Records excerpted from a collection
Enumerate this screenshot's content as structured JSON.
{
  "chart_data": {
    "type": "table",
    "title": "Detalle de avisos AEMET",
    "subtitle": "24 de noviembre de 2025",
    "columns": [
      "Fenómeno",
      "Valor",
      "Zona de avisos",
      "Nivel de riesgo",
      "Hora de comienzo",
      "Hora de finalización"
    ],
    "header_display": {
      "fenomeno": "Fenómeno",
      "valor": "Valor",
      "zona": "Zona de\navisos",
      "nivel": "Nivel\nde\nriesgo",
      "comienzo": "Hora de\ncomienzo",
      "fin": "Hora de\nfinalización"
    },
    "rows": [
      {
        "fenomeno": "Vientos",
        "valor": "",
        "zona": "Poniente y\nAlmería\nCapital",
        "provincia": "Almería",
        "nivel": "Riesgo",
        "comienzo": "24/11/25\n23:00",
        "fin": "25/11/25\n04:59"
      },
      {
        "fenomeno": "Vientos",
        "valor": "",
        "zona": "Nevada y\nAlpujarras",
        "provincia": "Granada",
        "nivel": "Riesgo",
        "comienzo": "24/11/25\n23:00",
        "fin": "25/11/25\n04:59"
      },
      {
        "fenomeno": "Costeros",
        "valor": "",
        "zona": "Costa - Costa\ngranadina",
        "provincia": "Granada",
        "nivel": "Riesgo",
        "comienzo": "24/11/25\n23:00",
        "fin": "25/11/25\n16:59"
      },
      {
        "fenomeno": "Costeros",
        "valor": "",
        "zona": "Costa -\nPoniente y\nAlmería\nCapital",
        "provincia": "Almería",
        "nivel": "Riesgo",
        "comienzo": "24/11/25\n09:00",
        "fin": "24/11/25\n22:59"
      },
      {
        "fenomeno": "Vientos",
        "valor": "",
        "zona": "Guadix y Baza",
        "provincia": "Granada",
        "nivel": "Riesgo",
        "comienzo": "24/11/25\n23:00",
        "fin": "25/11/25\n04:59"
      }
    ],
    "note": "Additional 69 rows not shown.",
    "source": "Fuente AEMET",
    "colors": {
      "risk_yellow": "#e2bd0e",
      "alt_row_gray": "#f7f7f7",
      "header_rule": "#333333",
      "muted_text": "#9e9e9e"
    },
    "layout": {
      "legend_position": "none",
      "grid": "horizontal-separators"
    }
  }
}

==

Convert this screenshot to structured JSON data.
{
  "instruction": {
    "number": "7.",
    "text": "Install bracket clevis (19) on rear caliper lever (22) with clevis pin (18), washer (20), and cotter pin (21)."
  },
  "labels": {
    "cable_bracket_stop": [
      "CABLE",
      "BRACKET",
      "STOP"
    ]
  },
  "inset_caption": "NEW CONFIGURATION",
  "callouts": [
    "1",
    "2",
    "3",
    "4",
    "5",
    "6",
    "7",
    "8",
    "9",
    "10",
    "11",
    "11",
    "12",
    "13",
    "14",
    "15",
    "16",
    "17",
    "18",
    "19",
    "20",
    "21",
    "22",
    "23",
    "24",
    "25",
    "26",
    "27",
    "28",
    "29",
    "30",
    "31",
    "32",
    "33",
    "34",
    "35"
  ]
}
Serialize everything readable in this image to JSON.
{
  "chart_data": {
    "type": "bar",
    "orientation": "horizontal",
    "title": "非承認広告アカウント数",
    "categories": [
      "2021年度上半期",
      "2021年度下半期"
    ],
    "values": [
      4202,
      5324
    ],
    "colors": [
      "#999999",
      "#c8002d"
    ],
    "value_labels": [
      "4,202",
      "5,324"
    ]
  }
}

* * *

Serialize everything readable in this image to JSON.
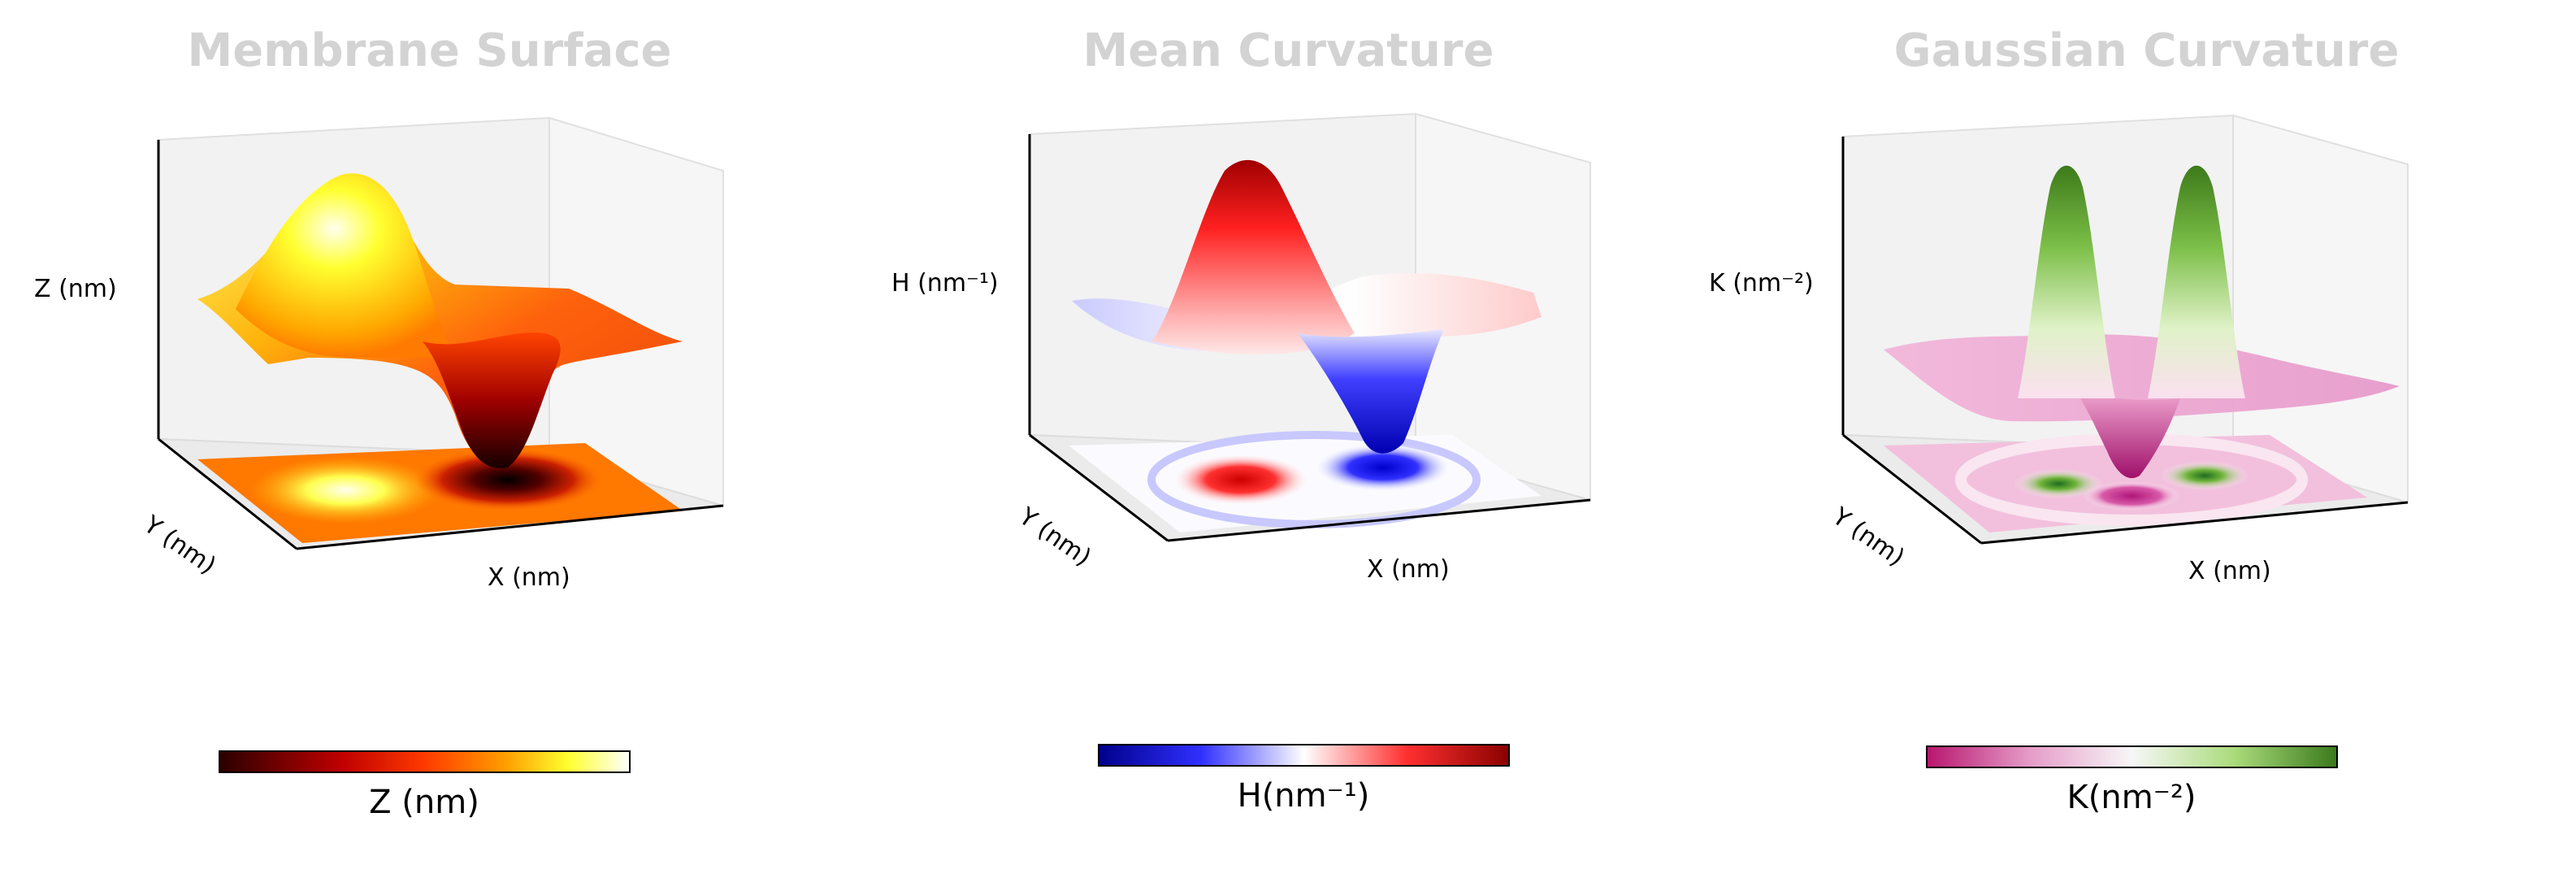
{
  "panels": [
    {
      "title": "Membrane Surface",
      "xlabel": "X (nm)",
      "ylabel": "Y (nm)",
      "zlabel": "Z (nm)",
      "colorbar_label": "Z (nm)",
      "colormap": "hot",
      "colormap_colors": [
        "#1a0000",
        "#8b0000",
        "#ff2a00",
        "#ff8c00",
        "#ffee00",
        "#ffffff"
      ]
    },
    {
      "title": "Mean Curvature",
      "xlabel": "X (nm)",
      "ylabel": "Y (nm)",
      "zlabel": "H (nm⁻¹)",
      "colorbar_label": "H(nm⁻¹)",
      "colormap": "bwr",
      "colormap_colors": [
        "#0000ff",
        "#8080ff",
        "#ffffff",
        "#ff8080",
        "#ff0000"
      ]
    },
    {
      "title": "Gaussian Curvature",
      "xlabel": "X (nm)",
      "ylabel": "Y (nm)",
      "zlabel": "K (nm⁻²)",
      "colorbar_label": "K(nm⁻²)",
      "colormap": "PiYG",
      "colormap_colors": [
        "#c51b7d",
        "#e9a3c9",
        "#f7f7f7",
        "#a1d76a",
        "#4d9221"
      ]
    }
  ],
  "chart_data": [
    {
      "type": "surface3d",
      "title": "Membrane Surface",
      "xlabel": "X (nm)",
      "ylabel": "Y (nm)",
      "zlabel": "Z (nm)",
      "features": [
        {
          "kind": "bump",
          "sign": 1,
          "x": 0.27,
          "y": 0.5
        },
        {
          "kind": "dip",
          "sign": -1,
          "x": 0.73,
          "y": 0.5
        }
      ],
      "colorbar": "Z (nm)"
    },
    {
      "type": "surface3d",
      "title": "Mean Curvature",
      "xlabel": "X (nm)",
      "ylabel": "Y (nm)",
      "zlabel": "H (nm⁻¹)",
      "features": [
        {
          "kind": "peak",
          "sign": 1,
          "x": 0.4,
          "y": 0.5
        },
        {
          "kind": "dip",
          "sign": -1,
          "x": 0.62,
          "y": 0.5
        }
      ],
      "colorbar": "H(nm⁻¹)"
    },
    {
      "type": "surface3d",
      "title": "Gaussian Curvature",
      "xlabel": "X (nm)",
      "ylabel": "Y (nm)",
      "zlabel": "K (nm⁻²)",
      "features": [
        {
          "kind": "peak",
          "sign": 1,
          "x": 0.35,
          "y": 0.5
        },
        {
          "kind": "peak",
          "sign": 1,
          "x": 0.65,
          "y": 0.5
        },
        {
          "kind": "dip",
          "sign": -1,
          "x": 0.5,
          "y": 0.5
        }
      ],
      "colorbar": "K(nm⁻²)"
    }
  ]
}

> [Challenge]:
For the listing above, identify each line bearing "this".

> [Exercise answer]:
Enumerate this screenshot's content as structured JSON.
Convert this screenshot to structured JSON data.
Serialize everything readable in this image to JSON.
Serialize everything readable in this image to JSON.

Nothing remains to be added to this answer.